**Instructions to follow**
Locate every line in the records below that holds the word "name" and return each one.

-.-.-

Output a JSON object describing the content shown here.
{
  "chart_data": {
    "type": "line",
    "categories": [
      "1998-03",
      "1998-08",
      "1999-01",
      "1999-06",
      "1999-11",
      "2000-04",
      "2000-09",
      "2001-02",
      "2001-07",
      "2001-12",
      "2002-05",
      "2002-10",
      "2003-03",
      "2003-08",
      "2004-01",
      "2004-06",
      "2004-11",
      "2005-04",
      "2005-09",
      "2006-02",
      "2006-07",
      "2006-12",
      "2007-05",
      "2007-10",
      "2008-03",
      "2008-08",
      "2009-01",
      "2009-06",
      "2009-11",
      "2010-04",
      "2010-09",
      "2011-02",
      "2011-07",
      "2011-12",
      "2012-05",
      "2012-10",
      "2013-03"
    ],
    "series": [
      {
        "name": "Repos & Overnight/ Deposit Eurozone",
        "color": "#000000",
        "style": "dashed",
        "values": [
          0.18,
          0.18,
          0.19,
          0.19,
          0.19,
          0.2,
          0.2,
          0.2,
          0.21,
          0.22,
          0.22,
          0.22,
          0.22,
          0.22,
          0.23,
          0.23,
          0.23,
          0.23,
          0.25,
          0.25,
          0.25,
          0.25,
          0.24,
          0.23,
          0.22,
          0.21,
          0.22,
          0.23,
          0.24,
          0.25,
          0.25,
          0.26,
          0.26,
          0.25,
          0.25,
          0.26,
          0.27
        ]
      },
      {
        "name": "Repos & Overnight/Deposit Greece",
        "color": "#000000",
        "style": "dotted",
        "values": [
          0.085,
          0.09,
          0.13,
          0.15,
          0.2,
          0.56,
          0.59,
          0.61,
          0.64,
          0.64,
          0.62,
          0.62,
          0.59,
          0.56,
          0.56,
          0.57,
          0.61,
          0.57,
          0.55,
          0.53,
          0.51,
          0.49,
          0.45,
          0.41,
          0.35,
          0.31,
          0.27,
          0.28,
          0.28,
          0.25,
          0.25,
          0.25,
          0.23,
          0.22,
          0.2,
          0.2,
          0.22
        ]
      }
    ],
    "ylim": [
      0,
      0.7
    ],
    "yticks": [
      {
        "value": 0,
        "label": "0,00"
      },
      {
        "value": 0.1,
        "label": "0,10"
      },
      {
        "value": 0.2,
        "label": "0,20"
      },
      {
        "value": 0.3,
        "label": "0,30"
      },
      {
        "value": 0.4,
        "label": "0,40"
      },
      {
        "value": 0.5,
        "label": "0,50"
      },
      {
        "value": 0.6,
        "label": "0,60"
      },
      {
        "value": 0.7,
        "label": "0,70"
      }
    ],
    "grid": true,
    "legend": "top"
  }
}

-.-.-

**Written response**
        "name": "Repos & Overnight/ Deposit Eurozone",
        "name": "Repos & Overnight/Deposit Greece",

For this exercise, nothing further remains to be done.